»»
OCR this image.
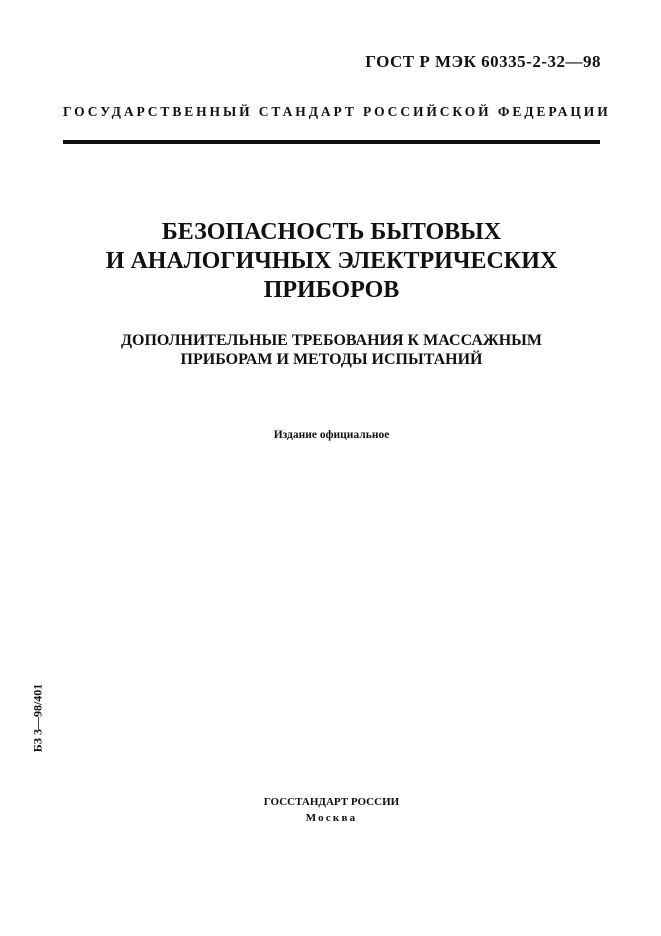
ГОСТ Р МЭК 60335-2-32—98
ГОСУДАРСТВЕННЫЙ СТАНДАРТ РОССИЙСКОЙ ФЕДЕРАЦИИ
БЕЗОПАСНОСТЬ БЫТОВЫХ
И АНАЛОГИЧНЫХ ЭЛЕКТРИЧЕСКИХ
ПРИБОРОВ
ДОПОЛНИТЕЛЬНЫЕ ТРЕБОВАНИЯ К МАССАЖНЫМ
ПРИБОРАМ И МЕТОДЫ ИСПЫТАНИЙ
Издание официальное
БЗ 3—98/401
ГОССТАНДАРТ РОССИИ
Москва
««
Exercise requirements:
In this exercise, set down all of the data exactly, without the pictures.

Finished exercise:
OCR this image.
ГОСТ Р МЭК 60335-2-32—98
ГОСУДАРСТВЕННЫЙ СТАНДАРТ РОССИЙСКОЙ ФЕДЕРАЦИИ
БЕЗОПАСНОСТЬ БЫТОВЫХ
И АНАЛОГИЧНЫХ ЭЛЕКТРИЧЕСКИХ
ПРИБОРОВ
ДОПОЛНИТЕЛЬНЫЕ ТРЕБОВАНИЯ К МАССАЖНЫМ
ПРИБОРАМ И МЕТОДЫ ИСПЫТАНИЙ
Издание официальное
БЗ 3—98/401
ГОССТАНДАРТ РОССИИ
Москва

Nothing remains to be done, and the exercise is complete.